::: Records for this task :::

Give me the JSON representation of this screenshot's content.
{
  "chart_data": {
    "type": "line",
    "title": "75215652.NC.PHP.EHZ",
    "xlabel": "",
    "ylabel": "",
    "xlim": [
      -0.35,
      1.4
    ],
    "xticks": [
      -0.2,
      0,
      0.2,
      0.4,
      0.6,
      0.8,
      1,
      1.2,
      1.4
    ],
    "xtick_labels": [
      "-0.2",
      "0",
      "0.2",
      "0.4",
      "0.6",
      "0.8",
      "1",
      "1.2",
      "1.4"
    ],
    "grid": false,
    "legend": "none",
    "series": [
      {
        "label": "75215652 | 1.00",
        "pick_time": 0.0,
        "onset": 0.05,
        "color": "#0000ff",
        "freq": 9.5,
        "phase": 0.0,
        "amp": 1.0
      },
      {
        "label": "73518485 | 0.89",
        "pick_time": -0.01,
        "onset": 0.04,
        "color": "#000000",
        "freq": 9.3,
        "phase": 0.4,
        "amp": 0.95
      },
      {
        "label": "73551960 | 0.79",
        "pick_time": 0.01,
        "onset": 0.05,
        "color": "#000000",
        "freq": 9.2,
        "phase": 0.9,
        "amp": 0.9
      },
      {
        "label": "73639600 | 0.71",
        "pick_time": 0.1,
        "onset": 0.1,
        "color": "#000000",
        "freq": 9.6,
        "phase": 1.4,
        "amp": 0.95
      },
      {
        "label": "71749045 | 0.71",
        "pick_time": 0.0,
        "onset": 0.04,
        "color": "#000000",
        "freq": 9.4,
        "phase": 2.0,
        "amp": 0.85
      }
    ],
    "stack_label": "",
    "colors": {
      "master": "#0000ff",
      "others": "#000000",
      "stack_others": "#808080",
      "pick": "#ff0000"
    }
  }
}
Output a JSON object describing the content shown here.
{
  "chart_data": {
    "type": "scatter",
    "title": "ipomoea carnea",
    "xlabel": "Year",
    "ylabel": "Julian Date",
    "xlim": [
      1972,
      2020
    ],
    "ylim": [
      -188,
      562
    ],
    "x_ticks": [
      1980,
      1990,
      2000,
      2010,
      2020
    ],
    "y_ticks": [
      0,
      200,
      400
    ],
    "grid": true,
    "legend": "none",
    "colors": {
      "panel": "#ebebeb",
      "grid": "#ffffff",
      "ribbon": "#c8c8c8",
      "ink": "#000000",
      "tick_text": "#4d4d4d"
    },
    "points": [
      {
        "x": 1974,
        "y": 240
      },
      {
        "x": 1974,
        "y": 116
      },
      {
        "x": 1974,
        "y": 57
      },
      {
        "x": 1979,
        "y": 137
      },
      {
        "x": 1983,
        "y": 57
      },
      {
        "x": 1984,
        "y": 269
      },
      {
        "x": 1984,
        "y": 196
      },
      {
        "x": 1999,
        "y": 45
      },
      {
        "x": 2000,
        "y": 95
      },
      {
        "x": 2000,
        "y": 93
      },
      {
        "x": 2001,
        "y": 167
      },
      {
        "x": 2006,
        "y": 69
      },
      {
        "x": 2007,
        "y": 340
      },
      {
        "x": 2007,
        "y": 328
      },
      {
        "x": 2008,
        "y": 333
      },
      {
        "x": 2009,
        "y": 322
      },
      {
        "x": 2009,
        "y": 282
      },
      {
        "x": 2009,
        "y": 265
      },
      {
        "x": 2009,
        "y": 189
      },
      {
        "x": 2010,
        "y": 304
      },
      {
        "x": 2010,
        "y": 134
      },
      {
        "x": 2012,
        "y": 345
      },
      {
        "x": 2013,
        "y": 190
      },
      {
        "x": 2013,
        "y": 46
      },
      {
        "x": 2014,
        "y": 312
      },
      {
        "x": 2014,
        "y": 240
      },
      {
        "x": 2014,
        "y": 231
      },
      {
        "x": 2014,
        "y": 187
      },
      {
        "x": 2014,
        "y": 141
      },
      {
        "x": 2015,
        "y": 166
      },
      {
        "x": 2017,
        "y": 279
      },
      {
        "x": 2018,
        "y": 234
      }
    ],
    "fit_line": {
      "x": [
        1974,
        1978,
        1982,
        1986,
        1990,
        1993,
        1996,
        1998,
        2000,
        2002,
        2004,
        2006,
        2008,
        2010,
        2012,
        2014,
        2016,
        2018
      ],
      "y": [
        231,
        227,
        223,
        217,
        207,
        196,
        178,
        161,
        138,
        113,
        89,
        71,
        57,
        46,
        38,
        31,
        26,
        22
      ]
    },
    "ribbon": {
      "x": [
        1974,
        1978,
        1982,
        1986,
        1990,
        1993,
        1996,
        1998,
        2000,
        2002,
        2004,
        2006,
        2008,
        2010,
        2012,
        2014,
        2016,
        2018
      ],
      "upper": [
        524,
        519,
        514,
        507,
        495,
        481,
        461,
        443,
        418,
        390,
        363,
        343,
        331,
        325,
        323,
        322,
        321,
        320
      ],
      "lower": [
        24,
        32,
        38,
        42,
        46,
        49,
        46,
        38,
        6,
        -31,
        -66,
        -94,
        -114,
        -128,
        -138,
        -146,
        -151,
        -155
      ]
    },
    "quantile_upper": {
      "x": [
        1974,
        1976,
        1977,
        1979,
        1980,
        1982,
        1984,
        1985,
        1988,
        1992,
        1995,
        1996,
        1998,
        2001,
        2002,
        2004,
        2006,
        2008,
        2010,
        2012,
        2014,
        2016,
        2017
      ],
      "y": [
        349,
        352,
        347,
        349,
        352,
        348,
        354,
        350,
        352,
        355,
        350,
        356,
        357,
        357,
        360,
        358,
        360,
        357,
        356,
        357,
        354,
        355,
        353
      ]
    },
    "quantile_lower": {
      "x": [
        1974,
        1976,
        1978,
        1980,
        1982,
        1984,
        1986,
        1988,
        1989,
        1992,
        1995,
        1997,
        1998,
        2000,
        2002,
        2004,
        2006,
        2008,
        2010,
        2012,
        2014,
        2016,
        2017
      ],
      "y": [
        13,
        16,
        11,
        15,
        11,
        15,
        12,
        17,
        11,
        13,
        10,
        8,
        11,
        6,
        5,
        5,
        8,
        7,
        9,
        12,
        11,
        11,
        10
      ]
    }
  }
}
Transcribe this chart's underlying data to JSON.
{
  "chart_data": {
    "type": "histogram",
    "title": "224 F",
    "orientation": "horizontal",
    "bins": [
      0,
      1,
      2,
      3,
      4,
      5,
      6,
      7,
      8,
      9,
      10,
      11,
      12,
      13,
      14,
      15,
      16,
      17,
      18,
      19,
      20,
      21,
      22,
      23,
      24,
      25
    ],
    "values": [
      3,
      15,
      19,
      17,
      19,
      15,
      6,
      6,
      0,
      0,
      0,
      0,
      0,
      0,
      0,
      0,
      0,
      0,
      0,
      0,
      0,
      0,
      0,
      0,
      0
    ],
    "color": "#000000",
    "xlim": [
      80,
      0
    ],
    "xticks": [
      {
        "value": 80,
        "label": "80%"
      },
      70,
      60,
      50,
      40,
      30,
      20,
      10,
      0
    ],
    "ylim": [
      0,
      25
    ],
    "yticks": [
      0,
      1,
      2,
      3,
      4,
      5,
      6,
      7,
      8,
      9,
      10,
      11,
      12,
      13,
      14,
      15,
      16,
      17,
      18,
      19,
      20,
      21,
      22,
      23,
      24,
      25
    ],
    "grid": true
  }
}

:::

> [What the exercise asks]:
Find the lines above holding the word "title" and show them.

> [The solution]:
    "title": "75215652.NC.PHP.EHZ",
    "title": "ipomoea carnea",
    "title": "224 F",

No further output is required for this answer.